* Extract:
Turn Two: 1993
One of the key differences between the three factions is their force composition and reinforcements. After first turn set up is complete, the Serbs have 35 Brigades, rated at 4-6-4 (Attack-Loss Factor-Movement). The Bosniaks have 22 Brigades, rated at 3-6-2. And the Croats have 12 Brigades, rated at 3-6-4. The Serbs have a lot of momentum, but they’ve also deployed their entire force–barring the deployment of units, the Serbs will not receive any reinforcements. The Bosniaks will gain 12 more 3-6-2 Brigades, 6 on each of turns 2 and 3. The Croats get 5 more 3-6-4s, 3 on turn 2 and 2 on turn 3.
Reinforcements must be placed in key spaces (names in red capitals on the map) or adjacent to key spaces, which must be friendly controlled, supplied, and within stacking limits (no more than 3 units per hex).

(Entries taken from a collection)
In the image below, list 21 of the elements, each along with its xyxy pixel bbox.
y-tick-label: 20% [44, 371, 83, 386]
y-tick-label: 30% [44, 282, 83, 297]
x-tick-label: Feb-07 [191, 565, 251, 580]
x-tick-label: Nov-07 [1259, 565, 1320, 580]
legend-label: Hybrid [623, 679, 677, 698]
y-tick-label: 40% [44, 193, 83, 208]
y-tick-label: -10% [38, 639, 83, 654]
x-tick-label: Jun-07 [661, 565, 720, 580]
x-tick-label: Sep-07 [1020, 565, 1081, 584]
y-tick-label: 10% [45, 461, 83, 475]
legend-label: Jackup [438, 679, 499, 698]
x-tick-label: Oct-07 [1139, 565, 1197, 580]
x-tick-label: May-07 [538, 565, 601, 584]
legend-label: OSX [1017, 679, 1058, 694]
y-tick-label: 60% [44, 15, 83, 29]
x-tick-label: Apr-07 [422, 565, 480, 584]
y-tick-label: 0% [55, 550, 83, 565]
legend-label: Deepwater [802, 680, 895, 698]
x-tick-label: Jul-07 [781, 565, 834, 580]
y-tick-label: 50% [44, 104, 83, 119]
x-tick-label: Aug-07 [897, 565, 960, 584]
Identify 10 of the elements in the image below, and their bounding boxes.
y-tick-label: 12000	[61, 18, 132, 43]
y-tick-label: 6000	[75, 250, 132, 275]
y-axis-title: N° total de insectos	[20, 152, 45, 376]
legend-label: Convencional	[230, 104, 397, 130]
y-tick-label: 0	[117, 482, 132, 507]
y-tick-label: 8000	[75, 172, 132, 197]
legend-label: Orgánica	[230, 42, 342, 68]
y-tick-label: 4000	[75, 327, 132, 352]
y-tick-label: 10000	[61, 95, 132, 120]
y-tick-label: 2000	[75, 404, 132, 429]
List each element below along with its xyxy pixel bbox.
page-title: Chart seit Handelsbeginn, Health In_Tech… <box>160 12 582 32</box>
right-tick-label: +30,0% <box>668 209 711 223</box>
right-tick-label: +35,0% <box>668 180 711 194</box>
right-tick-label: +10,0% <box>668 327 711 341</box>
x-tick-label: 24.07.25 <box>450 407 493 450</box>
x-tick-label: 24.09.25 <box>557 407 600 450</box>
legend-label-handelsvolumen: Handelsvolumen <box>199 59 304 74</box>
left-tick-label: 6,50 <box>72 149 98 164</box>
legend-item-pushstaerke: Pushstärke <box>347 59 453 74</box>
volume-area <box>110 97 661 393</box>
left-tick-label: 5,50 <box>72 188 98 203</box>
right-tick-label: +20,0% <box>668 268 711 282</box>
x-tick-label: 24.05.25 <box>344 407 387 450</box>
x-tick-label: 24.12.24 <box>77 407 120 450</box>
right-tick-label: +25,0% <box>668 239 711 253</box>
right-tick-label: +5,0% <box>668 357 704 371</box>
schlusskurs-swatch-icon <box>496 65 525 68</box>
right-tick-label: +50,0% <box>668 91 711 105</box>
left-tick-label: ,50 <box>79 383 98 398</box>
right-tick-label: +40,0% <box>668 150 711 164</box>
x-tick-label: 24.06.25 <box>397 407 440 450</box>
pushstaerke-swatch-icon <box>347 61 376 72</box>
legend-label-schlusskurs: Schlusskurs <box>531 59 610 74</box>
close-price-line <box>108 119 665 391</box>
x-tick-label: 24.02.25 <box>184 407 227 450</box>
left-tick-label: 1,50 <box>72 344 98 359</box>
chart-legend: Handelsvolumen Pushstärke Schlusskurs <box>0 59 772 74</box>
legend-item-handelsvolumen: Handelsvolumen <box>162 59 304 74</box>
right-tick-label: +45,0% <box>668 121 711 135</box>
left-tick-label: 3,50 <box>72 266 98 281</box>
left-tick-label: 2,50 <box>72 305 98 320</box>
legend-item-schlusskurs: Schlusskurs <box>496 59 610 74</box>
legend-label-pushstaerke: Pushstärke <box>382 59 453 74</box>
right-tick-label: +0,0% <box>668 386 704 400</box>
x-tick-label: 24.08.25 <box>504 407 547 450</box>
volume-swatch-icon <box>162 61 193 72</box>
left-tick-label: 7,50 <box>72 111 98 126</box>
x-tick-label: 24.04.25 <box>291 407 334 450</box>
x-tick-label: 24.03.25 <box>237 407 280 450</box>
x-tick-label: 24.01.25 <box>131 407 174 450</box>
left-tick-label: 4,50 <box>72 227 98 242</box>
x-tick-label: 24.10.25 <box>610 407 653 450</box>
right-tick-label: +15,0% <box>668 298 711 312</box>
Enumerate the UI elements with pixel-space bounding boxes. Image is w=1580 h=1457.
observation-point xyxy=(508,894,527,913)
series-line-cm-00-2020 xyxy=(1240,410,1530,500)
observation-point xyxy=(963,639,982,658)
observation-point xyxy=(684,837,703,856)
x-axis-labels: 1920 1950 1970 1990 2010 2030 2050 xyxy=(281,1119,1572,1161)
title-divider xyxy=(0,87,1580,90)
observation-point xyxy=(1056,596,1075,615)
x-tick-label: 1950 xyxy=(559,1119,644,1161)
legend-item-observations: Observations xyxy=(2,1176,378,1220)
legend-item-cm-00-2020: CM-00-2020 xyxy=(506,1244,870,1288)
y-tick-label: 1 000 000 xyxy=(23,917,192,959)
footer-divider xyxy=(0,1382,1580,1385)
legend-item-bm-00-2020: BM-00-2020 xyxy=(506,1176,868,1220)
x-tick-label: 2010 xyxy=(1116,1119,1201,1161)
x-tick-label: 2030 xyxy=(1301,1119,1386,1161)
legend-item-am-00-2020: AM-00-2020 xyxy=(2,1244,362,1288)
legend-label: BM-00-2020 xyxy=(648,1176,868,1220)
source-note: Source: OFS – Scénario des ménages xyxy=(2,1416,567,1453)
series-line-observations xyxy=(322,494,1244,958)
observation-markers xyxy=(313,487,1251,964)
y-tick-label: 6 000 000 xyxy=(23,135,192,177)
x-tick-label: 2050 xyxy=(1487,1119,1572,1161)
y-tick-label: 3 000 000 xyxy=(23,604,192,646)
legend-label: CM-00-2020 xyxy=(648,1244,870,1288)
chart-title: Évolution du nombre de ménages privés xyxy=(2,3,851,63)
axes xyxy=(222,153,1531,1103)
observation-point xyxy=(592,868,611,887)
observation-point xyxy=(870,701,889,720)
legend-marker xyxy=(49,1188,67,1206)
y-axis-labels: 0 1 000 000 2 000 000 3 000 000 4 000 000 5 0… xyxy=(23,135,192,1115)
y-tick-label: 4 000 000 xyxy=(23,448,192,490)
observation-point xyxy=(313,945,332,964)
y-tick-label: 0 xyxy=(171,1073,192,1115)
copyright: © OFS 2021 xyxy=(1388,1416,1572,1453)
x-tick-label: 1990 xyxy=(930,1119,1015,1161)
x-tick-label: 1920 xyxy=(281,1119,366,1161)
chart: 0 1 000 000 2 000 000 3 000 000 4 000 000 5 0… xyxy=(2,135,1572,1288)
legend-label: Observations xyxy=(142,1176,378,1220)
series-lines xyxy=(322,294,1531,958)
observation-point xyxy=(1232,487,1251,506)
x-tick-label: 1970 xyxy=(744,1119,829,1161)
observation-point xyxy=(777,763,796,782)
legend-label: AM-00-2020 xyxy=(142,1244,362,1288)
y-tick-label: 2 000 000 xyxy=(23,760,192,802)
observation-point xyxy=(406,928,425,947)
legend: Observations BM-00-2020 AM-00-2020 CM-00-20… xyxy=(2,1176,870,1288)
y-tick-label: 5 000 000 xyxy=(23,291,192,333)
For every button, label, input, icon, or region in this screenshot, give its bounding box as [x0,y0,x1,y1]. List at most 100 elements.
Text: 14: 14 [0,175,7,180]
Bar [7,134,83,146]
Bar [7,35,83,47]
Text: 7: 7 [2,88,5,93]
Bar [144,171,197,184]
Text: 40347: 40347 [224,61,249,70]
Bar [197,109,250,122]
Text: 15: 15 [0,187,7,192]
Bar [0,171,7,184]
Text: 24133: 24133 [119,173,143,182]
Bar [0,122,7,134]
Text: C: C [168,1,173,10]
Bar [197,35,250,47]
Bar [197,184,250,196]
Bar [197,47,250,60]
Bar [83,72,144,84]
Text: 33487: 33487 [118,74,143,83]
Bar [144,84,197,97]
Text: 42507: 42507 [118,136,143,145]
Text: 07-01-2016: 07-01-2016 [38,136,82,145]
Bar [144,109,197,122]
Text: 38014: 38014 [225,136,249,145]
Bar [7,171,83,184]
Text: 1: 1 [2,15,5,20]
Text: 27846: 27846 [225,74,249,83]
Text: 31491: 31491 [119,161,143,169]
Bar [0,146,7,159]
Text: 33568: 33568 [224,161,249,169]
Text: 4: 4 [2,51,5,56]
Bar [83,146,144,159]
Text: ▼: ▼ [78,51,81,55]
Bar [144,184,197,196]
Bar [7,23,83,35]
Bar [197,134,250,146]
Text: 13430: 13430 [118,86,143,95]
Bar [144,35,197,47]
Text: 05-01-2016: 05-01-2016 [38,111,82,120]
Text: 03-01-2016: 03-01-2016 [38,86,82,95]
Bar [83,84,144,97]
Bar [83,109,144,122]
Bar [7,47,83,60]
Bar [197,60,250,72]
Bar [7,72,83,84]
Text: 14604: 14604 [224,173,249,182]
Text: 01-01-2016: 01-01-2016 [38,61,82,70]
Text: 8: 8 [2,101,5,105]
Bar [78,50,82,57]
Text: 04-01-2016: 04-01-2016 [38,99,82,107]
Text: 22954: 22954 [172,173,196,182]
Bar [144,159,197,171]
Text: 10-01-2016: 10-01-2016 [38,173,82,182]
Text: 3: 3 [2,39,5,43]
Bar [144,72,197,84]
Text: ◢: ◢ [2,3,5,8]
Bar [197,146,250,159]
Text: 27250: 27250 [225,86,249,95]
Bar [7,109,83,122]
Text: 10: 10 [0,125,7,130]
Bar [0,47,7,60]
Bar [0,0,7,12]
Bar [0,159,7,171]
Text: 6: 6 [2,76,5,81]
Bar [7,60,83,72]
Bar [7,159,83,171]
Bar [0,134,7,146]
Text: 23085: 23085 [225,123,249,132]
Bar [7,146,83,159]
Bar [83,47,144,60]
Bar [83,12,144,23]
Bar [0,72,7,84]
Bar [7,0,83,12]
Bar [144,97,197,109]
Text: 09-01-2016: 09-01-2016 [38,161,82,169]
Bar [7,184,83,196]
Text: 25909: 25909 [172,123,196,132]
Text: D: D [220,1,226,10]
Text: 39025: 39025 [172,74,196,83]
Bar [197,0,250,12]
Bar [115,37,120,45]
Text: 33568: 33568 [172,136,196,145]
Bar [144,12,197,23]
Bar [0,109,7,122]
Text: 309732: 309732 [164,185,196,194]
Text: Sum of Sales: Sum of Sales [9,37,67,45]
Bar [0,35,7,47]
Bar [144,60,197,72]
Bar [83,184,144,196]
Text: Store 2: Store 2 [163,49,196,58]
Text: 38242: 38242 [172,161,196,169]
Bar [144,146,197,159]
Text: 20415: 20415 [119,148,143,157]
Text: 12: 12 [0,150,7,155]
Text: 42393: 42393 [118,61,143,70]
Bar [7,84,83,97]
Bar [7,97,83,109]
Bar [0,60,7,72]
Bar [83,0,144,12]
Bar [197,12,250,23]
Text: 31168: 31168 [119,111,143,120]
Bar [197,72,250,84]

* Job A: Say whether each statement agrees with the turn-two passage, answering yes or no and quoting the deciding words: (i) The Serbs have 35 Brigades rated at 4-6-4 after first-turn setup. (ii) The Bosniaks receive 6 reinforcement Brigades on turn 2. (iii) A hex may hold up to 4 units.
* Job B: Write out again the part of the turn-two passage that opens with the words containing "Turn Two: 1993" and closes with "units per hex).", switching "Croats" to "Croatians".

* Written solution A:
(i) Yes: "the Serbs have 35 Brigades, rated at 4-6-4"
(ii) Yes: "6 on each of turns 2 and 3"
(iii) No: "no more than 3 units per hex"

* Written solution B:
Turn Two: 1993
One of the key differences between the three factions is their force composition and reinforcements. After first turn set up is complete, the Serbs have 35 Brigades, rated at 4-6-4 (Attack-Loss Factor-Movement). The Bosniaks have 22 Brigades, rated at 3-6-2. And the Croatians have 12 Brigades, rated at 3-6-4. The Serbs have a lot of momentum, but they’ve also deployed their entire force–barring the deployment of units, the Serbs will not receive any reinforcements. The Bosniaks will gain 12 more 3-6-2 Brigades, 6 on each of turns 2 and 3. The Croatians get 5 more 3-6-4s, 3 on turn 2 and 2 on turn 3.
Reinforcements must be placed in key spaces (names in red capitals on the map) or adjacent to key spaces, which must be friendly controlled, supplied, and within stacking limits (no more than 3 units per hex).